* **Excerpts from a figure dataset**
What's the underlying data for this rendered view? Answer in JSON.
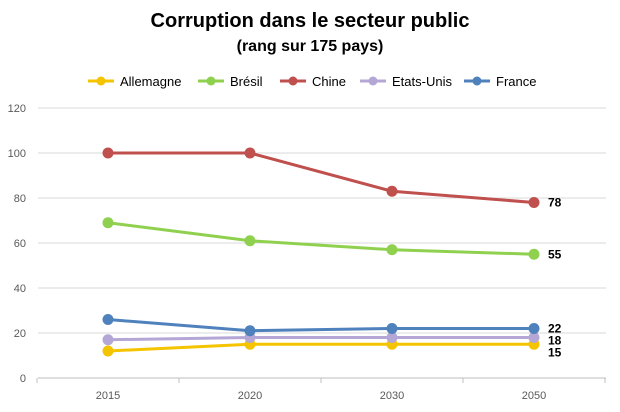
{
  "chart_data": {
    "type": "line",
    "title": "Corruption  dans le secteur public",
    "subtitle": "(rang sur 175 pays)",
    "xlabel": "",
    "ylabel": "",
    "categories": [
      "2015",
      "2020",
      "2030",
      "2050"
    ],
    "ylim": [
      0,
      120
    ],
    "yticks": [
      0,
      20,
      40,
      60,
      80,
      100,
      120
    ],
    "grid": true,
    "legend_position": "top",
    "series": [
      {
        "name": "Allemagne",
        "color": "#f5c400",
        "values": [
          12,
          15,
          15,
          15
        ]
      },
      {
        "name": "Brésil",
        "color": "#8fd14f",
        "values": [
          69,
          61,
          57,
          55
        ]
      },
      {
        "name": "Chine",
        "color": "#c0504d",
        "values": [
          100,
          100,
          83,
          78
        ]
      },
      {
        "name": "Etats-Unis",
        "color": "#b4a7d6",
        "values": [
          17,
          18,
          18,
          18
        ]
      },
      {
        "name": "France",
        "color": "#4f81bd",
        "values": [
          26,
          21,
          22,
          22
        ]
      }
    ],
    "end_labels": [
      {
        "series": "Chine",
        "text": "78"
      },
      {
        "series": "Brésil",
        "text": "55"
      },
      {
        "series": "France",
        "text": "22"
      },
      {
        "series": "Etats-Unis",
        "text": "18"
      },
      {
        "series": "Allemagne",
        "text": "15"
      }
    ]
  }
}
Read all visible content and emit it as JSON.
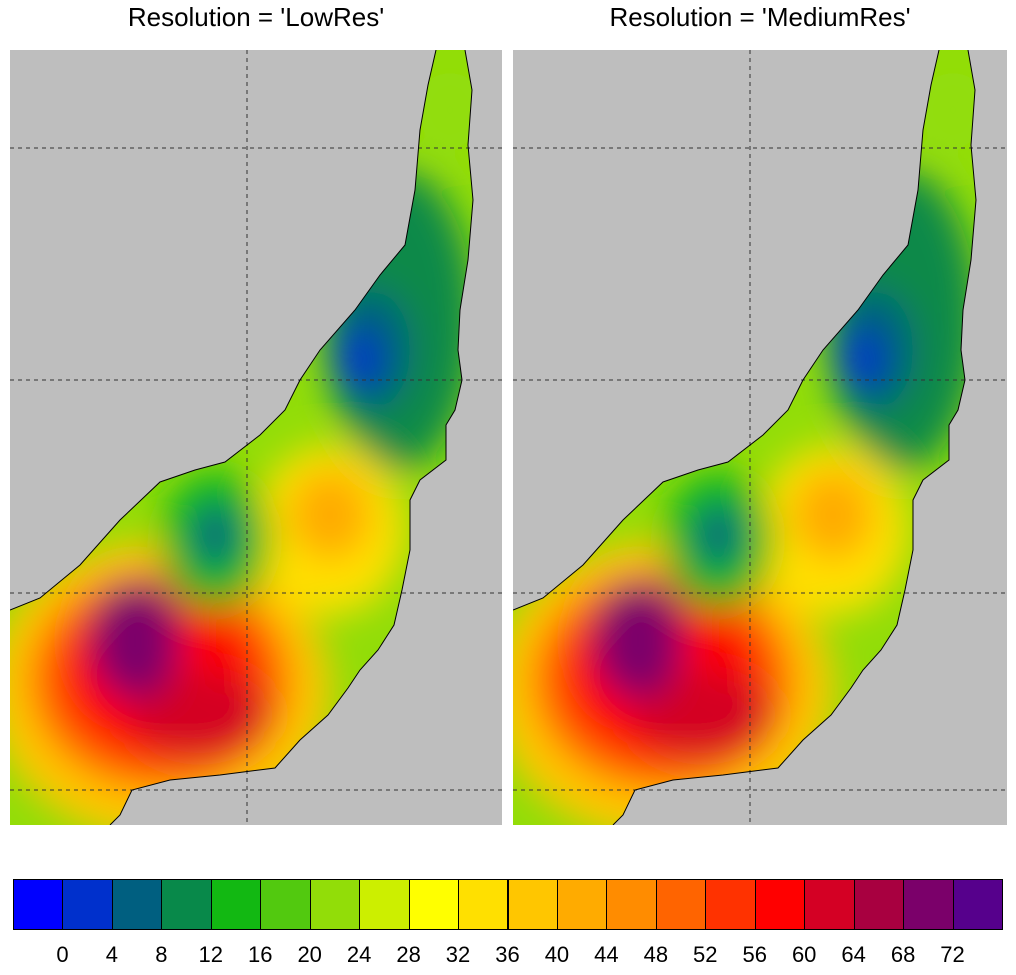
{
  "panels": [
    {
      "title": "Resolution = 'LowRes'"
    },
    {
      "title": "Resolution = 'MediumRes'"
    }
  ],
  "colorbar": {
    "colors": [
      "#0000ff",
      "#0030cc",
      "#005f80",
      "#08894a",
      "#12b812",
      "#52c90f",
      "#92dd08",
      "#ccef00",
      "#ffff00",
      "#ffe000",
      "#ffc600",
      "#ffab00",
      "#ff8c00",
      "#ff6400",
      "#ff3200",
      "#ff0000",
      "#d40024",
      "#a80040",
      "#7b006a",
      "#56008c"
    ],
    "tick_labels": [
      "0",
      "4",
      "8",
      "12",
      "16",
      "20",
      "24",
      "28",
      "32",
      "36",
      "40",
      "44",
      "48",
      "52",
      "56",
      "60",
      "64",
      "68",
      "72"
    ]
  },
  "map_colors": {
    "land": "#bebebe",
    "missing": "#ffffff",
    "coastline": "#000000",
    "grid": "#333333"
  }
}
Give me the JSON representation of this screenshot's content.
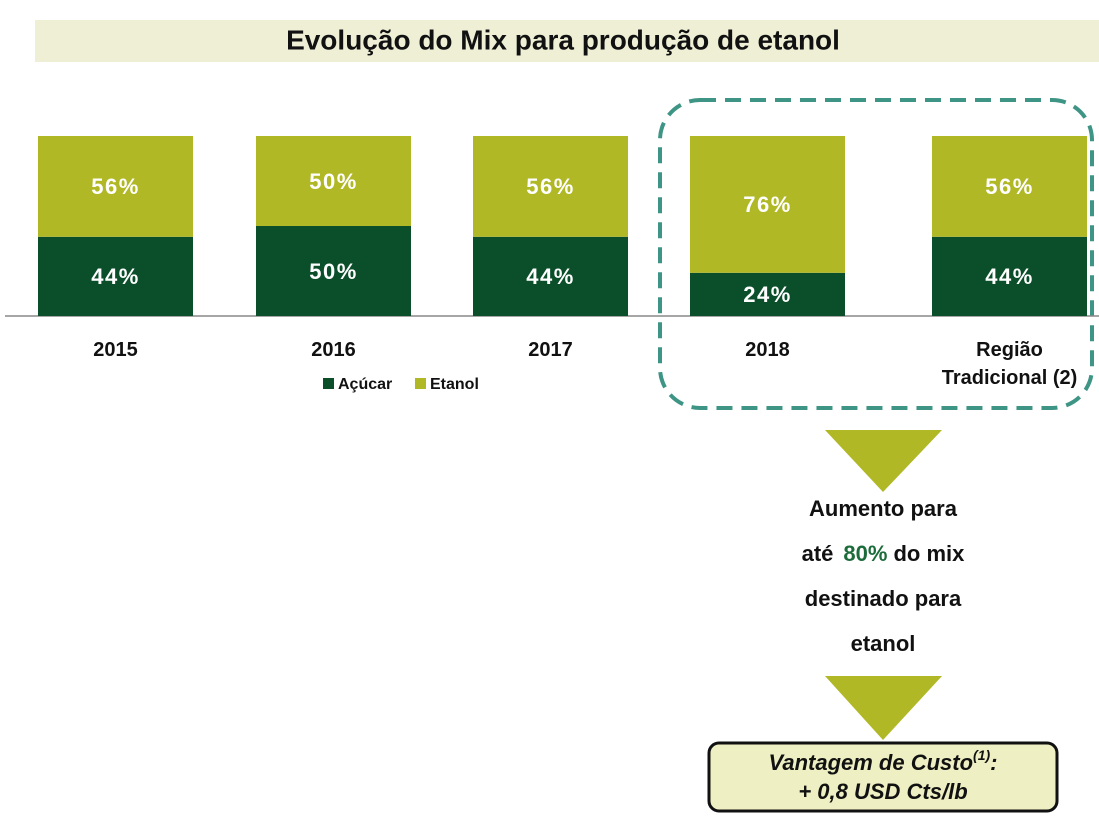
{
  "chart_data": {
    "type": "bar",
    "stacked": true,
    "title": "Evolução do Mix para produção de etanol",
    "categories": [
      "2015",
      "2016",
      "2017",
      "2018",
      "Região Tradicional (2)"
    ],
    "series": [
      {
        "name": "Açúcar",
        "color": "#0b4f2a",
        "values": [
          44,
          50,
          44,
          24,
          44
        ],
        "value_labels": [
          "44%",
          "50%",
          "44%",
          "24%",
          "44%"
        ]
      },
      {
        "name": "Etanol",
        "color": "#b1b826",
        "values": [
          56,
          50,
          56,
          76,
          56
        ],
        "value_labels": [
          "56%",
          "50%",
          "56%",
          "76%",
          "56%"
        ]
      }
    ],
    "annotation": {
      "line1": "Aumento para",
      "prefix": "até",
      "highlight": "80%",
      "suffix": "do mix",
      "line3": "destinado para",
      "line4": "etanol"
    },
    "callout": {
      "line1": "Vantagem de Custo",
      "sup": "(1)",
      "colon": ":",
      "line2": "+ 0,8 USD Cts/lb"
    }
  }
}
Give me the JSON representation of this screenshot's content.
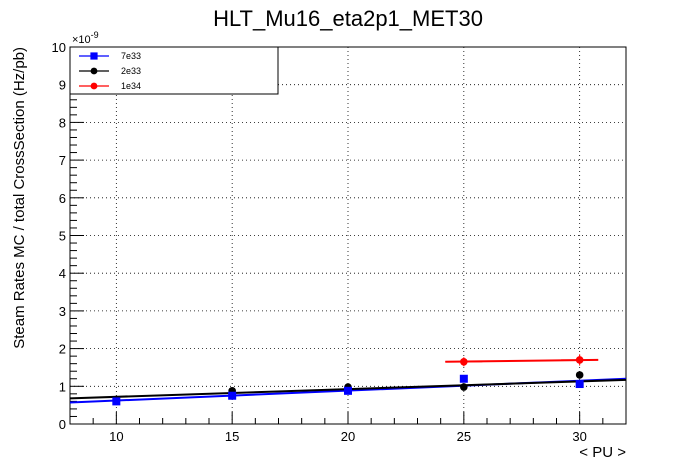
{
  "chart_data": {
    "type": "scatter",
    "title": "HLT_Mu16_eta2p1_MET30",
    "xlabel": "< PU >",
    "ylabel": "Steam Rates MC / total CrossSection (Hz/pb)",
    "y_multiplier": "×10",
    "y_exponent": "-9",
    "xlim": [
      8,
      32
    ],
    "ylim": [
      0,
      10
    ],
    "x_ticks": [
      10,
      15,
      20,
      25,
      30
    ],
    "y_ticks": [
      0,
      1,
      2,
      3,
      4,
      5,
      6,
      7,
      8,
      9,
      10
    ],
    "grid": true,
    "legend_position": "top-left",
    "series": [
      {
        "name": "7e33",
        "color": "#0000ff",
        "marker": "square",
        "x": [
          10,
          15,
          20,
          25,
          30
        ],
        "y": [
          0.6,
          0.75,
          0.88,
          1.2,
          1.06
        ],
        "yerr": [
          0.06,
          0.06,
          0.06,
          0.08,
          0.08
        ],
        "fit": {
          "x": [
            8,
            32
          ],
          "y": [
            0.57,
            1.2
          ]
        }
      },
      {
        "name": "2e33",
        "color": "#000000",
        "marker": "circle",
        "x": [
          10,
          15,
          20,
          25,
          30
        ],
        "y": [
          0.65,
          0.88,
          0.98,
          0.98,
          1.3
        ],
        "yerr": [
          0.07,
          0.07,
          0.07,
          0.08,
          0.1
        ],
        "fit": {
          "x": [
            8,
            32
          ],
          "y": [
            0.68,
            1.17
          ]
        }
      },
      {
        "name": "1e34",
        "color": "#ff0000",
        "marker": "circle",
        "x": [
          25,
          30
        ],
        "y": [
          1.65,
          1.7
        ],
        "yerr": [
          0.12,
          0.15
        ],
        "xerr": [
          0.8,
          0.8
        ],
        "fit": {
          "x": [
            24.2,
            30.8
          ],
          "y": [
            1.65,
            1.7
          ]
        }
      }
    ]
  }
}
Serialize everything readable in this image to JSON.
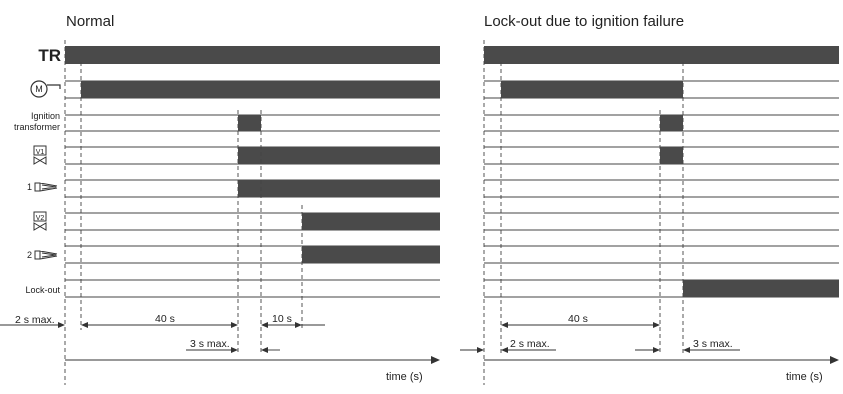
{
  "diagrams": {
    "normal": {
      "title": "Normal"
    },
    "lockout": {
      "title": "Lock-out due to ignition failure"
    }
  },
  "rows": {
    "tr": "TR",
    "motor_symbol": "M",
    "ignition_line1": "Ignition",
    "ignition_line2": "transformer",
    "valve1_symbol": "V1",
    "flame1_number": "1",
    "valve2_symbol": "V2",
    "flame2_number": "2",
    "lockout": "Lock-out"
  },
  "dimensions": {
    "normal": {
      "d1": "2 s max.",
      "d2": "40 s",
      "d3": "10 s",
      "d4": "3 s max."
    },
    "lockout": {
      "d1": "40 s",
      "d2": "2 s max.",
      "d3": "3 s max."
    }
  },
  "axis": {
    "label": "time (s)"
  },
  "colors": {
    "signal_on": "#4a4a4a",
    "lines": "#444444"
  }
}
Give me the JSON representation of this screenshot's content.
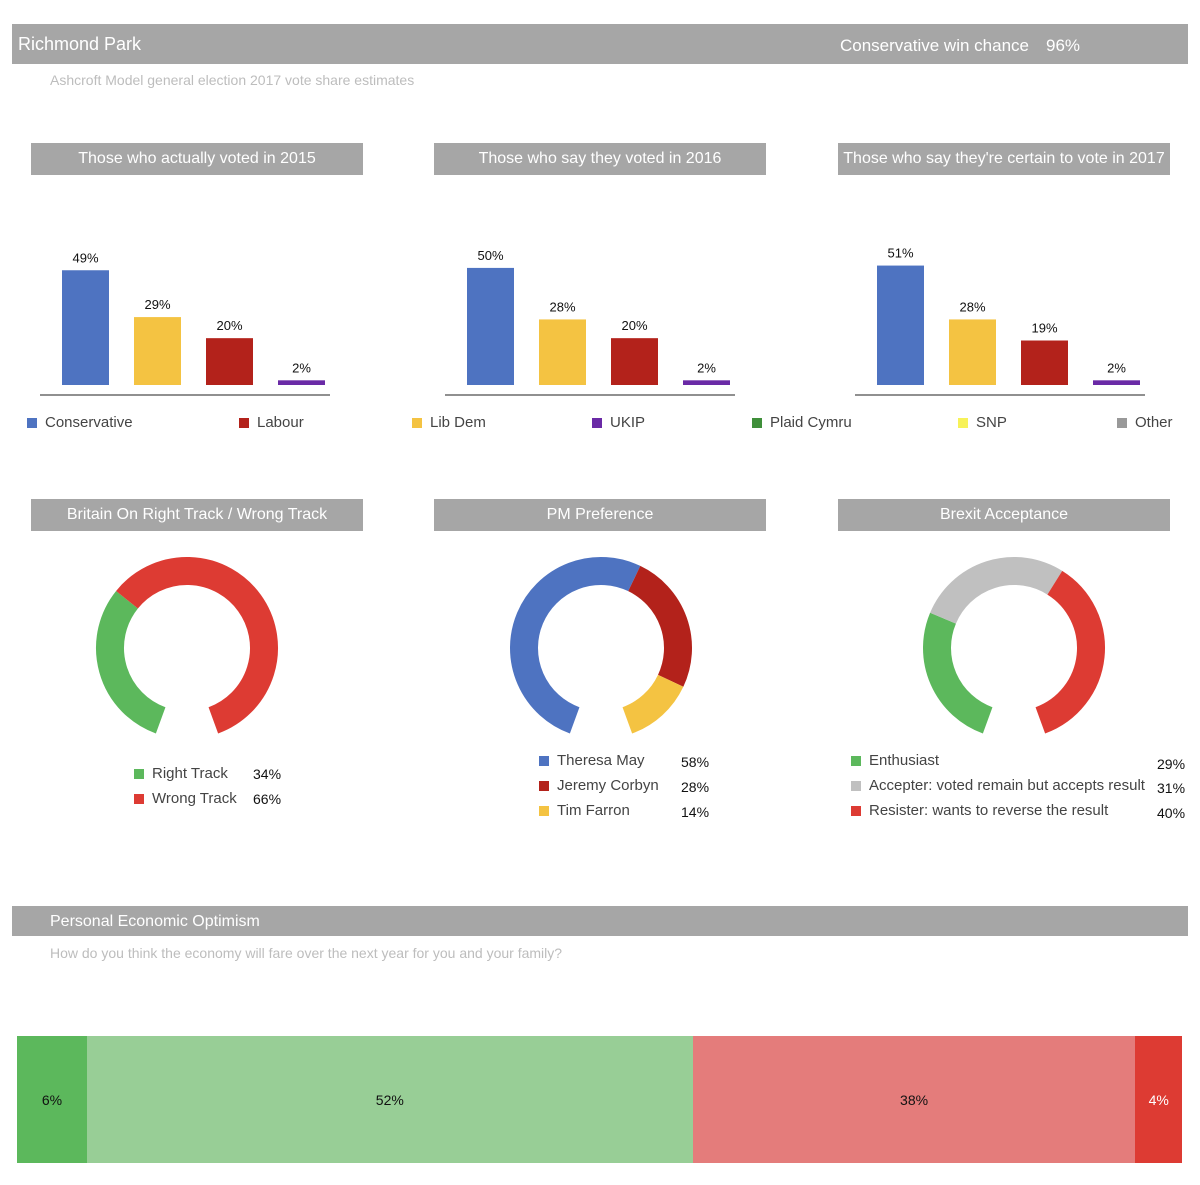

* **WRITTEN REQUEST**
Reproduce each line of the records exactly, and omit every picture.

* **THE RESULT**
What's the underlying data for this rendered view? Answer in JSON.
{
  "chart_data": {
    "type": "line",
    "title": "Corruption  dans le secteur public",
    "subtitle": "(rang sur 175 pays)",
    "xlabel": "",
    "ylabel": "",
    "categories": [
      "2015",
      "2020",
      "2030",
      "2050"
    ],
    "ylim": [
      0,
      120
    ],
    "yticks": [
      0,
      20,
      40,
      60,
      80,
      100,
      120
    ],
    "grid": true,
    "legend_position": "top",
    "series": [
      {
        "name": "Allemagne",
        "color": "#f5c400",
        "values": [
          12,
          15,
          15,
          15
        ]
      },
      {
        "name": "Brésil",
        "color": "#8fd14f",
        "values": [
          69,
          61,
          57,
          55
        ]
      },
      {
        "name": "Chine",
        "color": "#c0504d",
        "values": [
          100,
          100,
          83,
          78
        ]
      },
      {
        "name": "Etats-Unis",
        "color": "#b4a7d6",
        "values": [
          17,
          18,
          18,
          18
        ]
      },
      {
        "name": "France",
        "color": "#4f81bd",
        "values": [
          26,
          21,
          22,
          22
        ]
      }
    ],
    "end_labels": [
      {
        "series": "Chine",
        "text": "78"
      },
      {
        "series": "Brésil",
        "text": "55"
      },
      {
        "series": "France",
        "text": "22"
      },
      {
        "series": "Etats-Unis",
        "text": "18"
      },
      {
        "series": "Allemagne",
        "text": "15"
      }
    ]
  }
}
Read all visible content and emit it as JSON.
{
  "panels": [
    {
      "title": "Resolution = 'LowRes'"
    },
    {
      "title": "Resolution = 'MediumRes'"
    }
  ],
  "colorbar": {
    "colors": [
      "#0000ff",
      "#0030cc",
      "#005f80",
      "#08894a",
      "#12b812",
      "#52c90f",
      "#92dd08",
      "#ccef00",
      "#ffff00",
      "#ffe000",
      "#ffc600",
      "#ffab00",
      "#ff8c00",
      "#ff6400",
      "#ff3200",
      "#ff0000",
      "#d40024",
      "#a80040",
      "#7b006a",
      "#56008c"
    ],
    "tick_labels": [
      "0",
      "4",
      "8",
      "12",
      "16",
      "20",
      "24",
      "28",
      "32",
      "36",
      "40",
      "44",
      "48",
      "52",
      "56",
      "60",
      "64",
      "68",
      "72"
    ]
  },
  "map_colors": {
    "land": "#bebebe",
    "missing": "#ffffff",
    "coastline": "#000000",
    "grid": "#333333"
  }
}
Give me the JSON representation of this screenshot's content.
{
  "chart_data": {
    "type": "bar",
    "stacked": true,
    "title": "Evolução do Mix para produção de etanol",
    "categories": [
      "2015",
      "2016",
      "2017",
      "2018",
      "Região Tradicional (2)"
    ],
    "series": [
      {
        "name": "Açúcar",
        "color": "#0b4f2a",
        "values": [
          44,
          50,
          44,
          24,
          44
        ],
        "value_labels": [
          "44%",
          "50%",
          "44%",
          "24%",
          "44%"
        ]
      },
      {
        "name": "Etanol",
        "color": "#b1b826",
        "values": [
          56,
          50,
          56,
          76,
          56
        ],
        "value_labels": [
          "56%",
          "50%",
          "56%",
          "76%",
          "56%"
        ]
      }
    ],
    "annotation": {
      "line1": "Aumento para",
      "prefix": "até",
      "highlight": "80%",
      "suffix": "do mix",
      "line3": "destinado para",
      "line4": "etanol"
    },
    "callout": {
      "line1": "Vantagem de Custo",
      "sup": "(1)",
      "colon": ":",
      "line2": "+ 0,8 USD Cts/lb"
    }
  }
}
Give me the JSON representation of this screenshot's content.
{
  "chart_data": {
    "type": "scatter",
    "title": "HLT_Mu16_eta2p1_MET30",
    "xlabel": "< PU >",
    "ylabel": "Steam Rates MC / total CrossSection (Hz/pb)",
    "y_multiplier": "×10",
    "y_exponent": "-9",
    "xlim": [
      8,
      32
    ],
    "ylim": [
      0,
      10
    ],
    "x_ticks": [
      10,
      15,
      20,
      25,
      30
    ],
    "y_ticks": [
      0,
      1,
      2,
      3,
      4,
      5,
      6,
      7,
      8,
      9,
      10
    ],
    "grid": true,
    "legend_position": "top-left",
    "series": [
      {
        "name": "7e33",
        "color": "#0000ff",
        "marker": "square",
        "x": [
          10,
          15,
          20,
          25,
          30
        ],
        "y": [
          0.6,
          0.75,
          0.88,
          1.2,
          1.06
        ],
        "yerr": [
          0.06,
          0.06,
          0.06,
          0.08,
          0.08
        ],
        "fit": {
          "x": [
            8,
            32
          ],
          "y": [
            0.57,
            1.2
          ]
        }
      },
      {
        "name": "2e33",
        "color": "#000000",
        "marker": "circle",
        "x": [
          10,
          15,
          20,
          25,
          30
        ],
        "y": [
          0.65,
          0.88,
          0.98,
          0.98,
          1.3
        ],
        "yerr": [
          0.07,
          0.07,
          0.07,
          0.08,
          0.1
        ],
        "fit": {
          "x": [
            8,
            32
          ],
          "y": [
            0.68,
            1.17
          ]
        }
      },
      {
        "name": "1e34",
        "color": "#ff0000",
        "marker": "circle",
        "x": [
          25,
          30
        ],
        "y": [
          1.65,
          1.7
        ],
        "yerr": [
          0.12,
          0.15
        ],
        "xerr": [
          0.8,
          0.8
        ],
        "fit": {
          "x": [
            24.2,
            30.8
          ],
          "y": [
            1.65,
            1.7
          ]
        }
      }
    ]
  }
}
Serialize everything readable in this image to JSON.
{
  "diagrams": {
    "normal": {
      "title": "Normal"
    },
    "lockout": {
      "title": "Lock-out due to ignition failure"
    }
  },
  "rows": {
    "tr": "TR",
    "motor_symbol": "M",
    "ignition_line1": "Ignition",
    "ignition_line2": "transformer",
    "valve1_symbol": "V1",
    "flame1_number": "1",
    "valve2_symbol": "V2",
    "flame2_number": "2",
    "lockout": "Lock-out"
  },
  "dimensions": {
    "normal": {
      "d1": "2 s max.",
      "d2": "40 s",
      "d3": "10 s",
      "d4": "3 s max."
    },
    "lockout": {
      "d1": "40 s",
      "d2": "2 s max.",
      "d3": "3 s max."
    }
  },
  "axis": {
    "label": "time (s)"
  },
  "colors": {
    "signal_on": "#4a4a4a",
    "lines": "#444444"
  }
}
Give me the JSON representation of this screenshot's content.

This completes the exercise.